(Extracted records)
★ ★ ★

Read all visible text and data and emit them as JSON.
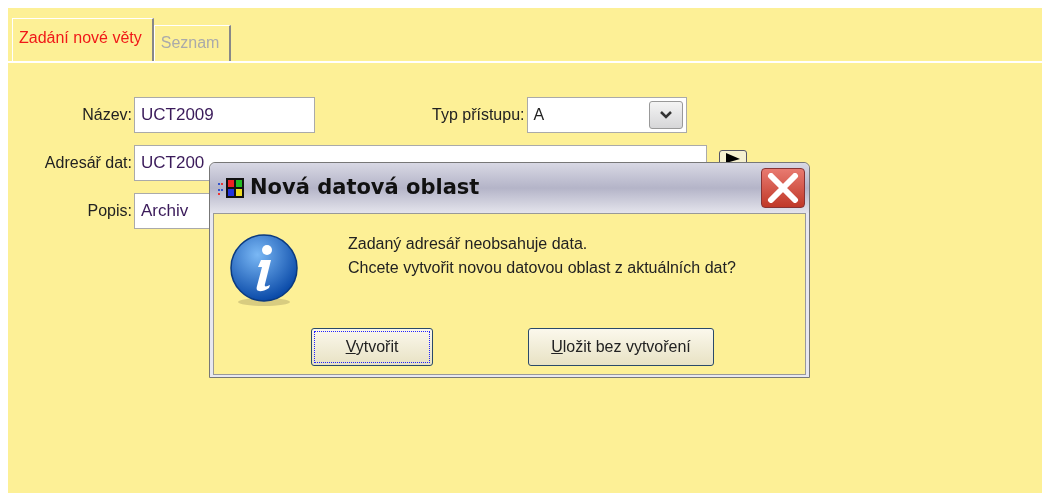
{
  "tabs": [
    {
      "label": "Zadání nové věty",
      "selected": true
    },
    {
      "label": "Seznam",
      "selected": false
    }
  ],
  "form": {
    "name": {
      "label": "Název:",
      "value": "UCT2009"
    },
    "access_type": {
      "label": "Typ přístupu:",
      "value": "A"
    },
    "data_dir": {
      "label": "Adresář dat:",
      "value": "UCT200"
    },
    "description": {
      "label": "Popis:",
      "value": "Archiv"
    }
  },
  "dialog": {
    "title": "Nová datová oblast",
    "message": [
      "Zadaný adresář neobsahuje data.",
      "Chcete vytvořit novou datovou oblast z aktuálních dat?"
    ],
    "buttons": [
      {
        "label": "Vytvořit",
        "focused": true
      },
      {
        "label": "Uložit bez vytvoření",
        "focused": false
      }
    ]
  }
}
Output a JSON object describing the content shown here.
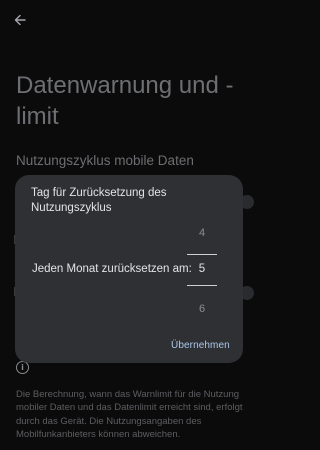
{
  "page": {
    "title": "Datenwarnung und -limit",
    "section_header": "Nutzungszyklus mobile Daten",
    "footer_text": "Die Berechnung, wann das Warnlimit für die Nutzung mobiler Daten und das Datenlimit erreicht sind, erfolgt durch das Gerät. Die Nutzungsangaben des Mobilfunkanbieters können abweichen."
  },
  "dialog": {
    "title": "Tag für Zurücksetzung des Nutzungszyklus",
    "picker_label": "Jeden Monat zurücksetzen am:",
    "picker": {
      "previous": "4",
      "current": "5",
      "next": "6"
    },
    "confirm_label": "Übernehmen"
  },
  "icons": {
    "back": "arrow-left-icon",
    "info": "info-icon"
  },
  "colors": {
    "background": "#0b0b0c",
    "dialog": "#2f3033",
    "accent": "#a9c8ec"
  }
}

★ ★ ★

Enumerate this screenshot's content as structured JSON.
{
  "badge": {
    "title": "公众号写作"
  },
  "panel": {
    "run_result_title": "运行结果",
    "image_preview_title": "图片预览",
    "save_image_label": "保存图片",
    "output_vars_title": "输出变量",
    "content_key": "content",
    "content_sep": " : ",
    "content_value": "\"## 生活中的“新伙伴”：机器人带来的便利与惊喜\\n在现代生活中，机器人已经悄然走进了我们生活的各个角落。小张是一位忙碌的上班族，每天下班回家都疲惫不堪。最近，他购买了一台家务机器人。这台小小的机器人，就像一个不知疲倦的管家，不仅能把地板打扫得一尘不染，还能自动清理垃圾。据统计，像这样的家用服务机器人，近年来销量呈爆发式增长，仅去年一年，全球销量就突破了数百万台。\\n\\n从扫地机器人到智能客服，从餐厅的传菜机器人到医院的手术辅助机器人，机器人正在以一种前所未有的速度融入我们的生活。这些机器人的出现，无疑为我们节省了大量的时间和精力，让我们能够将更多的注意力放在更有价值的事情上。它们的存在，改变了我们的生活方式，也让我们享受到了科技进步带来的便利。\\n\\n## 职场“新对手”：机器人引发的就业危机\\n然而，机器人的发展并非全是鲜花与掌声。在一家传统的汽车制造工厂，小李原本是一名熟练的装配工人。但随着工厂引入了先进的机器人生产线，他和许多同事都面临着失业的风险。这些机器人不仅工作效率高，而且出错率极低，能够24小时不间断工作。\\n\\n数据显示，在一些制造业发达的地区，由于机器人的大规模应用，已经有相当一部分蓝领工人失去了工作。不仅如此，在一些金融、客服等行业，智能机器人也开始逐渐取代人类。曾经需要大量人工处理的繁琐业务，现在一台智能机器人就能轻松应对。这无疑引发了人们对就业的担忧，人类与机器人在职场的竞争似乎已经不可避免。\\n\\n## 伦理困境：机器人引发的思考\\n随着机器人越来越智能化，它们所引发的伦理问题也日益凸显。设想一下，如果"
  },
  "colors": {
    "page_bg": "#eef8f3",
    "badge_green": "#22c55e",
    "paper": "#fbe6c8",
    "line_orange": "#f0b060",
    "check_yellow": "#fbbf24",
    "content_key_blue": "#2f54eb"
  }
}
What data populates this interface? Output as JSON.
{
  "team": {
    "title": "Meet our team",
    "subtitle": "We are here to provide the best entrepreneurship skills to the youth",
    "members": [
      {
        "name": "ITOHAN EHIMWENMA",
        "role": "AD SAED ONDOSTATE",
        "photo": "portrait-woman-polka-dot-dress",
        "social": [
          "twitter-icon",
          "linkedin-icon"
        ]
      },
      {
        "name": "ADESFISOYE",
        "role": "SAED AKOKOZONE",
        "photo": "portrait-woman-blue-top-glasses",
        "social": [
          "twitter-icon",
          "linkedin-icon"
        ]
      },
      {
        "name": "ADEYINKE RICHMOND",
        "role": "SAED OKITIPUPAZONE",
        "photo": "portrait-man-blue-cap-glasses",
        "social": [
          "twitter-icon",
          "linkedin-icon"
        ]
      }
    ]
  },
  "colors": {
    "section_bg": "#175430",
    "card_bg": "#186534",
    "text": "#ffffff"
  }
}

★ ★ ★

## PROBLEM DETAILS
Respond with nothing but the number of lines in the entries that contain the string "oblast".

## WRITTEN RESPONSE
2